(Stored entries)

------------------------------------------------------------------------

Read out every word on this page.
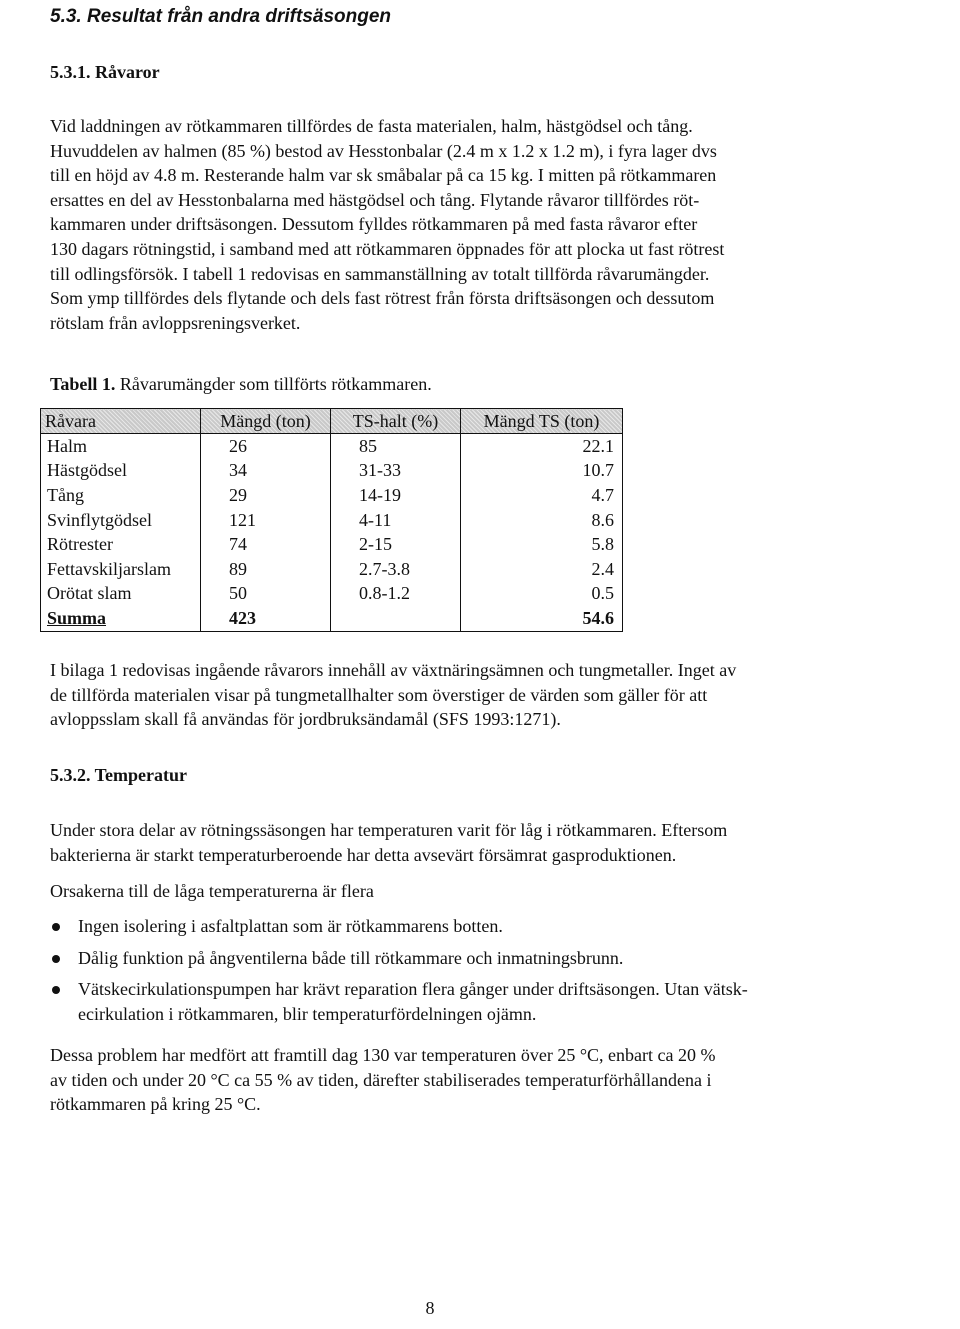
5.3. Resultat från andra driftsäsongen
5.3.1. Råvaror

Vid laddningen av rötkammaren tillfördes de fasta materialen, halm, hästgödsel och tång.
Huvuddelen av halmen (85 %) bestod av Hesstonbalar (2.4 m x 1.2 x 1.2 m), i fyra lager dvs
till en höjd av 4.8 m. Resterande halm var sk småbalar på ca 15 kg. I mitten på rötkammaren
ersattes en del av Hesstonbalarna med hästgödsel och tång. Flytande råvaror tillfördes röt-
kammaren under driftsäsongen. Dessutom fylldes rötkammaren på med fasta råvaror efter
130 dagars rötningstid, i samband med att rötkammaren öppnades för att plocka ut fast rötrest
till odlingsförsök. I tabell 1 redovisas en sammanställning av totalt tillförda råvarumängder.
Som ymp tillfördes dels flytande och dels fast rötrest från första driftsäsongen och dessutom
rötslam från avloppsreningsverket.

Tabell 1. Råvarumängder som tillförts rötkammaren.

Råvara	Mängd (ton)	TS-halt (%)	Mängd TS (ton)
Halm	26	85	22.1
Hästgödsel	34	31-33	10.7
Tång	29	14-19	4.7
Svinflytgödsel	121	4-11	8.6
Rötrester	74	2-15	5.8
Fettavskiljarslam	89	2.7-3.8	2.4
Orötat slam	50	0.8-1.2	0.5
Summa	423		54.6

I bilaga 1 redovisas ingående råvarors innehåll av växtnäringsämnen och tungmetaller. Inget av
de tillförda materialen visar på tungmetallhalter som överstiger de värden som gäller för att
avloppsslam skall få användas för jordbruksändamål (SFS 1993:1271).

5.3.2. Temperatur

Under stora delar av rötningssäsongen har temperaturen varit för låg i rötkammaren. Eftersom
bakterierna är starkt temperaturberoende har detta avsevärt försämrat gasproduktionen.

Orsakerna till de låga temperaturerna är flera

Ingen isolering i asfaltplattan som är rötkammarens botten.
Dålig funktion på ångventilerna både till rötkammare och inmatningsbrunn.
Vätskecirkulationspumpen har krävt reparation flera gånger under driftsäsongen. Utan vätsk-
ecirkulation i rötkammaren, blir temperaturfördelningen ojämn.

Dessa problem har medfört att framtill dag 130 var temperaturen över 25 °C, enbart ca 20 %
av tiden och under 20 °C ca 55 % av tiden, därefter stabiliserades temperaturförhållandena i
rötkammaren på kring 25 °C.

8
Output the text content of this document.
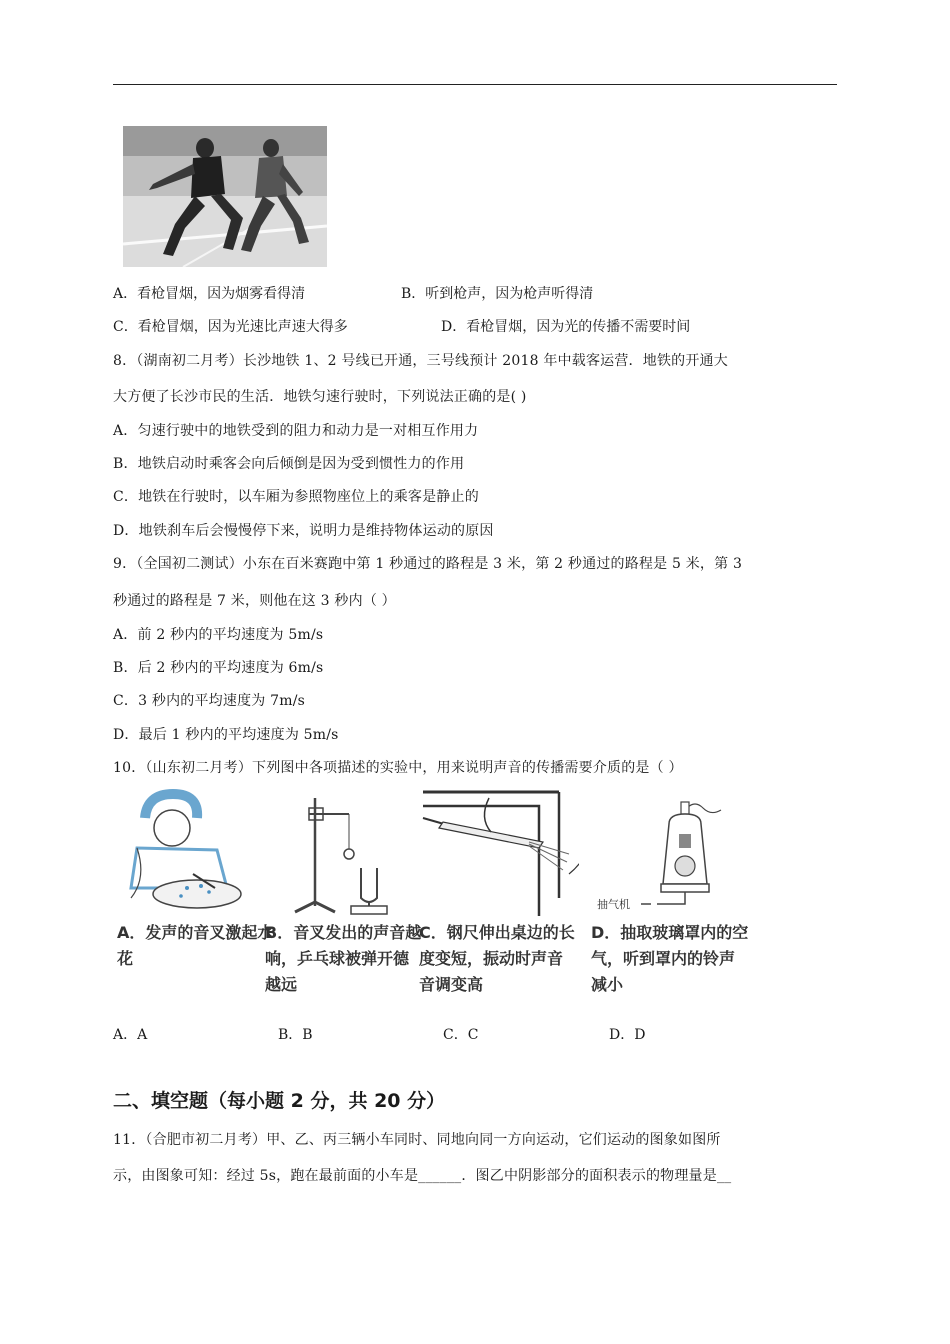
A．看枪冒烟，因为烟雾看得清	B．听到枪声，因为枪声听得清
C．看枪冒烟，因为光速比声速大得多	D．看枪冒烟，因为光的传播不需要时间
8．（湖南初二月考）长沙地铁 1、2 号线已开通，三号线预计 2018 年中载客运营．地铁的开通大
大方便了长沙市民的生活．地铁匀速行驶时，下列说法正确的是( )
A．匀速行驶中的地铁受到的阻力和动力是一对相互作用力
B．地铁启动时乘客会向后倾倒是因为受到惯性力的作用
C．地铁在行驶时，以车厢为参照物座位上的乘客是静止的
D．地铁刹车后会慢慢停下来，说明力是维持物体运动的原因
9．（全国初二测试）小东在百米赛跑中第 1 秒通过的路程是 3 米，第 2 秒通过的路程是 5 米，第 3
秒通过的路程是 7 米，则他在这 3 秒内（ ）
A．前 2 秒内的平均速度为 5m/s
B．后 2 秒内的平均速度为 6m/s
C．3 秒内的平均速度为 7m/s
D．最后 1 秒内的平均速度为 5m/s
10．（山东初二月考）下列图中各项描述的实验中，用来说明声音的传播需要介质的是（ ）
A．发声的音叉激起水花
B．音叉发出的声音越响，乒乓球被弹开德越远
C．钢尺伸出桌边的长度变短，振动时声音音调变高
抽气机
D．抽取玻璃罩内的空气，听到罩内的铃声减小
A．A	B．B	C．C	D．D
二、填空题（每小题 2 分，共 20 分）
11．（合肥市初二月考）甲、乙、丙三辆小车同时、同地向同一方向运动，它们运动的图象如图所
示，由图象可知：经过 5s，跑在最前面的小车是______．图乙中阴影部分的面积表示的物理量是__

------------------------------------------------------------------------

■ What to do
Report how many lines of the data hold the string "redovisas"; give only the number.

■ Solution for this exercise
2